REQUIREMENTS: Reproduce the entries word for word, starting at the first line and stopping after the line that contains "- hamburger-icon-yourcart: ≡: [249, 247, 257, 263]".

Stored items
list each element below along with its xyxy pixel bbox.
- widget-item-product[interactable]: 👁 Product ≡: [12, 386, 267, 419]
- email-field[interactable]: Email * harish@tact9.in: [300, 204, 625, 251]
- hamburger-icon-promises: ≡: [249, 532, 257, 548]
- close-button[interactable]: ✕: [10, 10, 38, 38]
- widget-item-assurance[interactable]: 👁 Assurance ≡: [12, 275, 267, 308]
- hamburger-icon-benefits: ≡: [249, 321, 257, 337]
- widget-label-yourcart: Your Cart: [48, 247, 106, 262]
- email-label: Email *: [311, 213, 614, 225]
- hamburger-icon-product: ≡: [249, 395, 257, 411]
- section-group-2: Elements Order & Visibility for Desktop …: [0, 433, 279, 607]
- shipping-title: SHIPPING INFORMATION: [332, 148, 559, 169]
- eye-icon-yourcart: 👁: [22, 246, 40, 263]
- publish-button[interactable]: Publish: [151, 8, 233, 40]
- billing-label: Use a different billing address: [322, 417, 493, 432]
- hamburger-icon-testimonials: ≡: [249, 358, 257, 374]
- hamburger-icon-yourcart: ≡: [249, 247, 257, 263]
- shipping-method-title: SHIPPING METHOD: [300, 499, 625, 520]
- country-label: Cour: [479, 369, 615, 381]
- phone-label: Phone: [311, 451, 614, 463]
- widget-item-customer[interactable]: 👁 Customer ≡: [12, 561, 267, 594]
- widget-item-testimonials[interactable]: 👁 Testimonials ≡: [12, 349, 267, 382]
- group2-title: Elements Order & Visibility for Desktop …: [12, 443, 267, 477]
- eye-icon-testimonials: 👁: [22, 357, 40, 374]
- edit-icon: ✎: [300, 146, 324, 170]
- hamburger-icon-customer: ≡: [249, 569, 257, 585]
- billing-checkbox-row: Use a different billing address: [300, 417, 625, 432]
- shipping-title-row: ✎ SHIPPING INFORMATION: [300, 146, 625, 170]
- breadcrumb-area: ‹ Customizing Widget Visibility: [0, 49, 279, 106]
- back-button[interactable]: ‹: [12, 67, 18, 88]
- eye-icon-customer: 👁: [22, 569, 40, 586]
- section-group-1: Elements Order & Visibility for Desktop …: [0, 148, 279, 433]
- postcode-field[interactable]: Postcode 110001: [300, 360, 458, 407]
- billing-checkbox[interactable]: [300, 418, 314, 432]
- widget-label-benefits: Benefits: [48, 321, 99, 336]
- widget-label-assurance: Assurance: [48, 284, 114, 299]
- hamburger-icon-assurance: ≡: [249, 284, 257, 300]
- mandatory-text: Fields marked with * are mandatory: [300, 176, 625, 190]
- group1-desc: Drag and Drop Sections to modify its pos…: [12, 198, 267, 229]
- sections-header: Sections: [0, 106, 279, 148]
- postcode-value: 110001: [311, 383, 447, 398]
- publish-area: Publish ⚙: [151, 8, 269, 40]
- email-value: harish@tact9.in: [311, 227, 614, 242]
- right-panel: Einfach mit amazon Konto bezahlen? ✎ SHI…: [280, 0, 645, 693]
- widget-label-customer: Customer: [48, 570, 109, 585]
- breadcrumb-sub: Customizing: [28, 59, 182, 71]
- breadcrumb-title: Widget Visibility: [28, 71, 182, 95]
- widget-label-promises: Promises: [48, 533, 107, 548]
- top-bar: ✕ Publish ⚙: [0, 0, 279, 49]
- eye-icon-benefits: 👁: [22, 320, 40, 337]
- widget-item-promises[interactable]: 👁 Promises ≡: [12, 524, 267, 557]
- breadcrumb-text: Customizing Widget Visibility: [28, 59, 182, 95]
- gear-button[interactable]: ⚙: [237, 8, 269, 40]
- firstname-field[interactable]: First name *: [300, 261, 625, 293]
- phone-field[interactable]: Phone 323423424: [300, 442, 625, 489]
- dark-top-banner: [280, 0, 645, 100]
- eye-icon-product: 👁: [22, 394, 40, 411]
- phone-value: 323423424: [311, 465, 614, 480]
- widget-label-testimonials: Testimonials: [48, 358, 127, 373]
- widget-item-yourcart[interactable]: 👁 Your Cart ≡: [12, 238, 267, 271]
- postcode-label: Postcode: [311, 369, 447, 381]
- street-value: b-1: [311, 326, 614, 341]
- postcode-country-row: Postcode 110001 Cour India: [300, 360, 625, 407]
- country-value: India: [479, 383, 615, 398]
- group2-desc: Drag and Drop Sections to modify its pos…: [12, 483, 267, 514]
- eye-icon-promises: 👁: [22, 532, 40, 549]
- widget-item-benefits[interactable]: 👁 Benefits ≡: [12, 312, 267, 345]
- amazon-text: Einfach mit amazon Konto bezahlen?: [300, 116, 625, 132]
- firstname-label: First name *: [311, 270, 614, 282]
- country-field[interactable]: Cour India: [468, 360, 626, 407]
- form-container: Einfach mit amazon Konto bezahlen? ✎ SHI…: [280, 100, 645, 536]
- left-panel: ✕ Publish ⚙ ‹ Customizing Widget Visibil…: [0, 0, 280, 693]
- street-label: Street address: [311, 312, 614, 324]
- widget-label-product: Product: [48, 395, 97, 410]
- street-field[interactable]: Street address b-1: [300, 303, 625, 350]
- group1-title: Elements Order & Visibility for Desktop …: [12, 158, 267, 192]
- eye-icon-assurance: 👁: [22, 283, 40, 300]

RESPONSE BELOW:
list each element below along with its xyxy pixel bbox.
- widget-item-product[interactable]: 👁 Product ≡: [12, 386, 267, 419]
- email-field[interactable]: Email * harish@tact9.in: [300, 204, 625, 251]
- hamburger-icon-promises: ≡: [249, 532, 257, 548]
- close-button[interactable]: ✕: [10, 10, 38, 38]
- widget-item-assurance[interactable]: 👁 Assurance ≡: [12, 275, 267, 308]
- hamburger-icon-benefits: ≡: [249, 321, 257, 337]
- widget-label-yourcart: Your Cart: [48, 247, 106, 262]
- email-label: Email *: [311, 213, 614, 225]
- hamburger-icon-product: ≡: [249, 395, 257, 411]
- section-group-2: Elements Order & Visibility for Desktop …: [0, 433, 279, 607]
- shipping-title: SHIPPING INFORMATION: [332, 148, 559, 169]
- eye-icon-yourcart: 👁: [22, 246, 40, 263]
- publish-button[interactable]: Publish: [151, 8, 233, 40]
- billing-label: Use a different billing address: [322, 417, 493, 432]
- hamburger-icon-testimonials: ≡: [249, 358, 257, 374]
- hamburger-icon-yourcart: ≡: [249, 247, 257, 263]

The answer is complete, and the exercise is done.